▶ Recorded information
====

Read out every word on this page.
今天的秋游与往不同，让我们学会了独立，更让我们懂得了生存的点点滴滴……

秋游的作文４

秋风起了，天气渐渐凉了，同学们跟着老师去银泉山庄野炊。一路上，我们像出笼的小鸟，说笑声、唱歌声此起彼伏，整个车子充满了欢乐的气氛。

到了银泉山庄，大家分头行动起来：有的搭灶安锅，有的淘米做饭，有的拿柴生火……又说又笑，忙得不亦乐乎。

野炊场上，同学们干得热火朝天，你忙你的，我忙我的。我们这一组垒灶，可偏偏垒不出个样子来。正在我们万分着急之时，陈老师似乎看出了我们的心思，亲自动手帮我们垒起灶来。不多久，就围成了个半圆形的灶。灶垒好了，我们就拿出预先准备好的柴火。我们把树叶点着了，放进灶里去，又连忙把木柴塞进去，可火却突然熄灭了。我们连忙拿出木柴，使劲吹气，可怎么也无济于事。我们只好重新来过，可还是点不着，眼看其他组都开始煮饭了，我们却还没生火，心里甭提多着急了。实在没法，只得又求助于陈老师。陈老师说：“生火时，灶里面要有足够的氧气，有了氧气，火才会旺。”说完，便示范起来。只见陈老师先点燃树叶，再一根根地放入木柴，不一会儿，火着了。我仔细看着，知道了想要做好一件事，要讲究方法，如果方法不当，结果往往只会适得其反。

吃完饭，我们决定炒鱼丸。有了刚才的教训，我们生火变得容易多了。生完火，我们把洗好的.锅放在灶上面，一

====

▶ Exercise goal
Go through the listing and copy all of it exactly.

▶ Answer to the exercise
Read out every word on this page.
今天的秋游与往不同，让我们学会了独立，更让我们懂得了生存的点点滴滴……

秋游的作文４

秋风起了，天气渐渐凉了，同学们跟着老师去银泉山庄野炊。一路上，我们像出笼的小鸟，说笑声、唱歌声此起彼伏，整个车子充满了欢乐的气氛。

到了银泉山庄，大家分头行动起来：有的搭灶安锅，有的淘米做饭，有的拿柴生火……又说又笑，忙得不亦乐乎。

野炊场上，同学们干得热火朝天，你忙你的，我忙我的。我们这一组垒灶，可偏偏垒不出个样子来。正在我们万分着急之时，陈老师似乎看出了我们的心思，亲自动手帮我们垒起灶来。不多久，就围成了个半圆形的灶。灶垒好了，我们就拿出预先准备好的柴火。我们把树叶点着了，放进灶里去，又连忙把木柴塞进去，可火却突然熄灭了。我们连忙拿出木柴，使劲吹气，可怎么也无济于事。我们只好重新来过，可还是点不着，眼看其他组都开始煮饭了，我们却还没生火，心里甭提多着急了。实在没法，只得又求助于陈老师。陈老师说：“生火时，灶里面要有足够的氧气，有了氧气，火才会旺。”说完，便示范起来。只见陈老师先点燃树叶，再一根根地放入木柴，不一会儿，火着了。我仔细看着，知道了想要做好一件事，要讲究方法，如果方法不当，结果往往只会适得其反。

吃完饭，我们决定炒鱼丸。有了刚才的教训，我们生火变得容易多了。生完火，我们把洗好的.锅放在灶上面，一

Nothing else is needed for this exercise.